§ **LISTING**
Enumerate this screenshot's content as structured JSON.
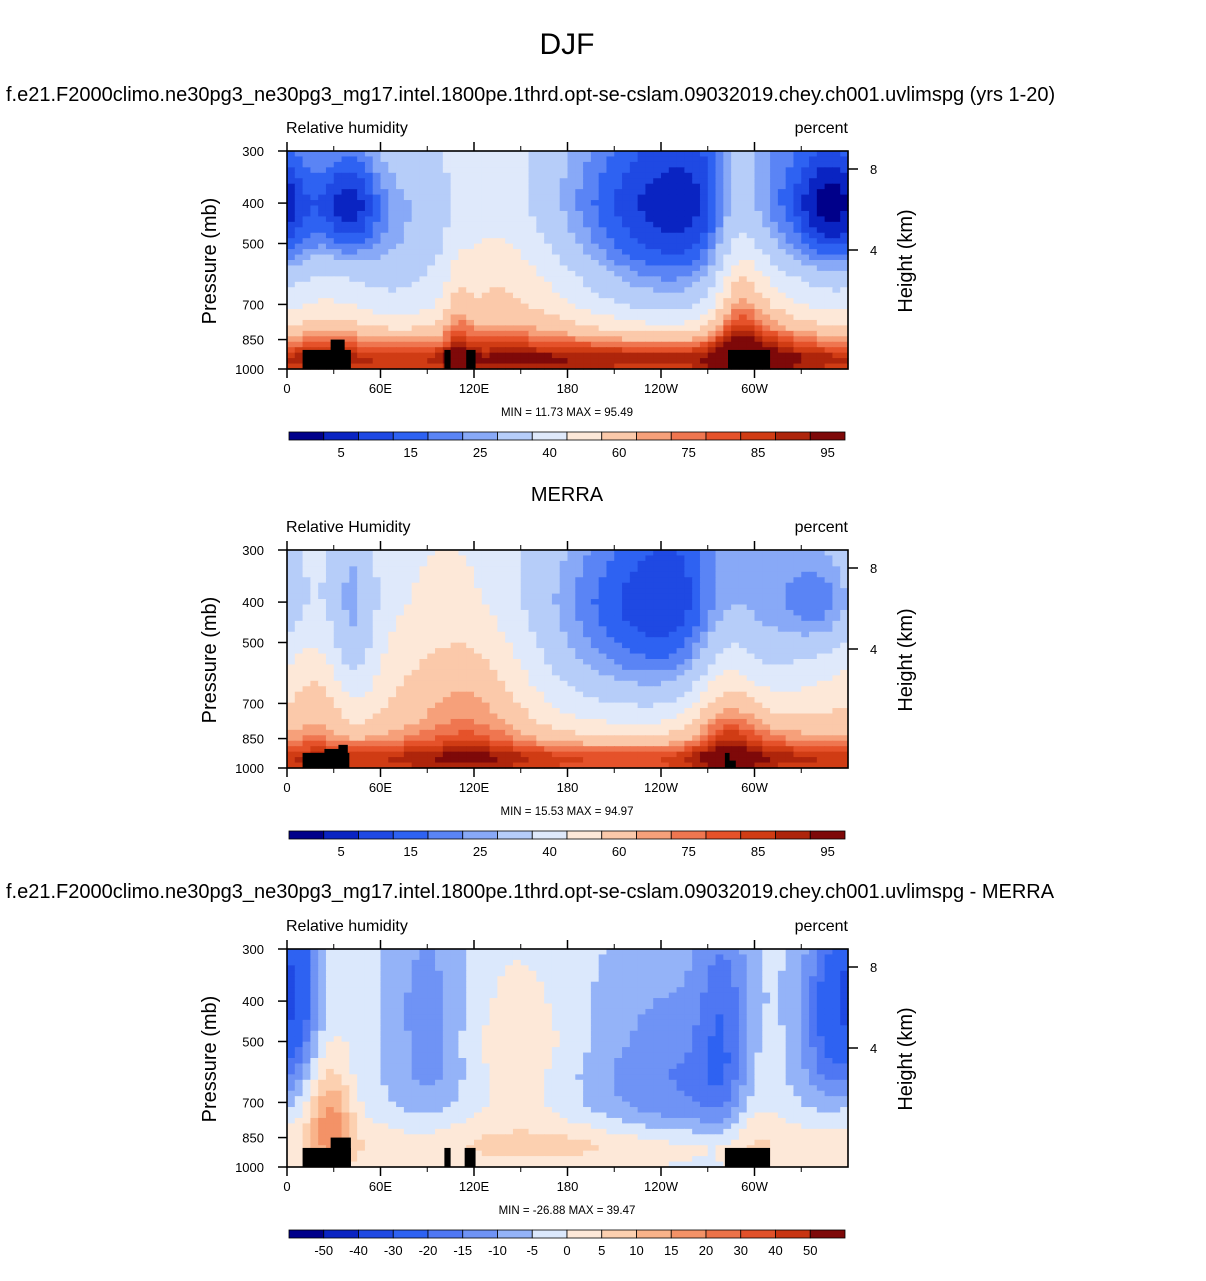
{
  "page": {
    "title": "DJF",
    "model_title": "f.e21.F2000climo.ne30pg3_ne30pg3_mg17.intel.1800pe.1thrd.opt-se-cslam.09032019.chey.ch001.uvlimspg (yrs 1-20)",
    "obs_title": "MERRA",
    "diff_title": "f.e21.F2000climo.ne30pg3_ne30pg3_mg17.intel.1800pe.1thrd.opt-se-cslam.09032019.chey.ch001.uvlimspg - MERRA"
  },
  "colors": {
    "full_palette": [
      "#00008a",
      "#0a24c2",
      "#1f49e3",
      "#2e62f2",
      "#5a84f5",
      "#88a9f7",
      "#b6cdf9",
      "#dfe9fb",
      "#fde8d8",
      "#fbc9aa",
      "#f6a07a",
      "#ef7650",
      "#e5522a",
      "#d03c14",
      "#ae250b",
      "#7e0909"
    ],
    "diff_palette": [
      "#00008a",
      "#0a24c2",
      "#1f49e3",
      "#2e62f2",
      "#4f77f3",
      "#6f93f5",
      "#94b3f8",
      "#b9d1fa",
      "#dbe8fc",
      "#fde8d8",
      "#fcd0b0",
      "#f9b38a",
      "#f39267",
      "#ec7248",
      "#e1512a",
      "#c83512",
      "#9f1e07",
      "#7e0909"
    ],
    "mask": "#000000"
  },
  "chart_data": [
    {
      "type": "heatmap",
      "panel": "model",
      "left_label": "Relative humidity",
      "right_label": "percent",
      "ylabel": "Pressure (mb)",
      "ylabel_right": "Height (km)",
      "xticks": [
        "0",
        "60E",
        "120E",
        "180",
        "120W",
        "60W"
      ],
      "xtick_values": [
        0,
        60,
        120,
        180,
        240,
        300
      ],
      "xlim": [
        0,
        360
      ],
      "yticks": [
        "300",
        "400",
        "500",
        "700",
        "850",
        "1000"
      ],
      "ytick_values": [
        300,
        400,
        500,
        700,
        850,
        1000
      ],
      "ylim": [
        300,
        1000
      ],
      "right_ticks": [
        "8",
        "4"
      ],
      "right_tick_values": [
        8,
        4
      ],
      "stats": "MIN = 11.73  MAX = 95.49",
      "colorbar_labels": [
        "5",
        "15",
        "25",
        "40",
        "60",
        "75",
        "85",
        "95"
      ],
      "colorbar_label_positions": [
        1,
        3,
        5,
        7,
        9,
        11,
        13,
        15
      ],
      "colorbar_boxes": 16,
      "min": 11.73,
      "max": 95.49,
      "base_levels": [
        [
          1000,
          88
        ],
        [
          940,
          92
        ],
        [
          850,
          76
        ],
        [
          780,
          64
        ],
        [
          700,
          56
        ],
        [
          600,
          52
        ],
        [
          500,
          46
        ],
        [
          400,
          42
        ],
        [
          300,
          44
        ]
      ],
      "features": [
        {
          "lon": 100,
          "p": 560,
          "slon": 95,
          "sp": 220,
          "amp": -20
        },
        {
          "lon": 258,
          "p": 400,
          "slon": 60,
          "sp": 260,
          "amp": -32
        },
        {
          "lon": 40,
          "p": 400,
          "slon": 14,
          "sp": 90,
          "amp": -22
        },
        {
          "lon": 350,
          "p": 400,
          "slon": 18,
          "sp": 110,
          "amp": -24
        },
        {
          "lon": 148,
          "p": 600,
          "slon": 40,
          "sp": 220,
          "amp": 20
        },
        {
          "lon": 128,
          "p": 480,
          "slon": 22,
          "sp": 260,
          "amp": 10
        },
        {
          "lon": 290,
          "p": 700,
          "slon": 12,
          "sp": 380,
          "amp": 24
        },
        {
          "lon": 310,
          "p": 750,
          "slon": 22,
          "sp": 260,
          "amp": 14
        },
        {
          "lon": 28,
          "p": 760,
          "slon": 20,
          "sp": 180,
          "amp": 10
        },
        {
          "lon": 110,
          "p": 830,
          "slon": 6,
          "sp": 200,
          "amp": 12
        },
        {
          "lon": 220,
          "p": 930,
          "slon": 60,
          "sp": 50,
          "amp": 6
        }
      ],
      "mask_rects": [
        [
          10,
          41,
          900,
          1000
        ],
        [
          28,
          37,
          850,
          1000
        ],
        [
          101,
          105,
          900,
          1000
        ],
        [
          115,
          121,
          900,
          1000
        ],
        [
          283,
          310,
          900,
          1000
        ]
      ]
    },
    {
      "type": "heatmap",
      "panel": "obs",
      "left_label": "Relative Humidity",
      "right_label": "percent",
      "ylabel": "Pressure (mb)",
      "ylabel_right": "Height (km)",
      "xticks": [
        "0",
        "60E",
        "120E",
        "180",
        "120W",
        "60W"
      ],
      "xtick_values": [
        0,
        60,
        120,
        180,
        240,
        300
      ],
      "xlim": [
        0,
        360
      ],
      "yticks": [
        "300",
        "400",
        "500",
        "700",
        "850",
        "1000"
      ],
      "ytick_values": [
        300,
        400,
        500,
        700,
        850,
        1000
      ],
      "ylim": [
        300,
        1000
      ],
      "right_ticks": [
        "8",
        "4"
      ],
      "right_tick_values": [
        8,
        4
      ],
      "stats": "MIN = 15.53  MAX = 94.97",
      "colorbar_labels": [
        "5",
        "15",
        "25",
        "40",
        "60",
        "75",
        "85",
        "95"
      ],
      "colorbar_label_positions": [
        1,
        3,
        5,
        7,
        9,
        11,
        13,
        15
      ],
      "colorbar_boxes": 16,
      "min": 15.53,
      "max": 94.97,
      "base_levels": [
        [
          1000,
          86
        ],
        [
          940,
          90
        ],
        [
          850,
          72
        ],
        [
          780,
          64
        ],
        [
          700,
          60
        ],
        [
          600,
          56
        ],
        [
          500,
          52
        ],
        [
          400,
          48
        ],
        [
          300,
          48
        ]
      ],
      "features": [
        {
          "lon": 260,
          "p": 400,
          "slon": 55,
          "sp": 240,
          "amp": -30
        },
        {
          "lon": 200,
          "p": 520,
          "slon": 55,
          "sp": 260,
          "amp": -14
        },
        {
          "lon": 42,
          "p": 450,
          "slon": 12,
          "sp": 220,
          "amp": -20
        },
        {
          "lon": 345,
          "p": 400,
          "slon": 18,
          "sp": 90,
          "amp": -16
        },
        {
          "lon": 118,
          "p": 680,
          "slon": 28,
          "sp": 260,
          "amp": 16
        },
        {
          "lon": 282,
          "p": 690,
          "slon": 15,
          "sp": 300,
          "amp": 20
        },
        {
          "lon": 22,
          "p": 700,
          "slon": 14,
          "sp": 170,
          "amp": 8
        },
        {
          "lon": 300,
          "p": 840,
          "slon": 28,
          "sp": 120,
          "amp": 8
        }
      ],
      "mask_rects": [
        [
          10,
          40,
          920,
          1000
        ],
        [
          24,
          34,
          900,
          1000
        ],
        [
          33,
          39,
          880,
          1000
        ],
        [
          281,
          284,
          920,
          1000
        ],
        [
          283,
          288,
          960,
          1000
        ]
      ]
    },
    {
      "type": "heatmap",
      "panel": "diff",
      "left_label": "Relative humidity",
      "right_label": "percent",
      "ylabel": "Pressure (mb)",
      "ylabel_right": "Height (km)",
      "xticks": [
        "0",
        "60E",
        "120E",
        "180",
        "120W",
        "60W"
      ],
      "xtick_values": [
        0,
        60,
        120,
        180,
        240,
        300
      ],
      "xlim": [
        0,
        360
      ],
      "yticks": [
        "300",
        "400",
        "500",
        "700",
        "850",
        "1000"
      ],
      "ytick_values": [
        300,
        400,
        500,
        700,
        850,
        1000
      ],
      "ylim": [
        300,
        1000
      ],
      "right_ticks": [
        "8",
        "4"
      ],
      "right_tick_values": [
        8,
        4
      ],
      "stats": "MIN = -26.88  MAX = 39.47",
      "colorbar_labels": [
        "-50",
        "-40",
        "-30",
        "-20",
        "-15",
        "-10",
        "-5",
        "0",
        "5",
        "10",
        "15",
        "20",
        "30",
        "40",
        "50"
      ],
      "colorbar_label_positions": [
        1,
        2,
        3,
        4,
        5,
        6,
        7,
        8,
        9,
        10,
        11,
        12,
        13,
        14,
        15
      ],
      "colorbar_boxes": 16,
      "min": -26.88,
      "max": 39.47,
      "base_levels": [
        [
          1000,
          2
        ],
        [
          900,
          3
        ],
        [
          800,
          1
        ],
        [
          700,
          -2
        ],
        [
          600,
          -3
        ],
        [
          500,
          -2
        ],
        [
          400,
          -3
        ],
        [
          300,
          -3
        ]
      ],
      "features": [
        {
          "lon": 6,
          "p": 360,
          "slon": 10,
          "sp": 140,
          "amp": -18
        },
        {
          "lon": 350,
          "p": 440,
          "slon": 14,
          "sp": 160,
          "amp": -20
        },
        {
          "lon": 248,
          "p": 620,
          "slon": 40,
          "sp": 220,
          "amp": -12
        },
        {
          "lon": 280,
          "p": 480,
          "slon": 12,
          "sp": 220,
          "amp": -12
        },
        {
          "lon": 90,
          "p": 480,
          "slon": 18,
          "sp": 220,
          "amp": -10
        },
        {
          "lon": 150,
          "p": 520,
          "slon": 25,
          "sp": 180,
          "amp": 6
        },
        {
          "lon": 28,
          "p": 780,
          "slon": 10,
          "sp": 160,
          "amp": 18
        },
        {
          "lon": 300,
          "p": 720,
          "slon": 12,
          "sp": 200,
          "amp": 6
        },
        {
          "lon": 195,
          "p": 880,
          "slon": 70,
          "sp": 60,
          "amp": 5
        }
      ],
      "mask_rects": [
        [
          10,
          41,
          900,
          1000
        ],
        [
          28,
          41,
          850,
          1000
        ],
        [
          101,
          105,
          900,
          1000
        ],
        [
          114,
          121,
          900,
          1000
        ],
        [
          281,
          310,
          900,
          1000
        ]
      ]
    }
  ]
}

§ **WHAT YOU NEED TO DO**
Look above for lines with the word "stats" and copy them all.

§ **SOLUTION FOR THIS PROBLEM**
      "stats": "MIN = 11.73  MAX = 95.49",
      "stats": "MIN = 15.53  MAX = 94.97",
      "stats": "MIN = -26.88  MAX = 39.47",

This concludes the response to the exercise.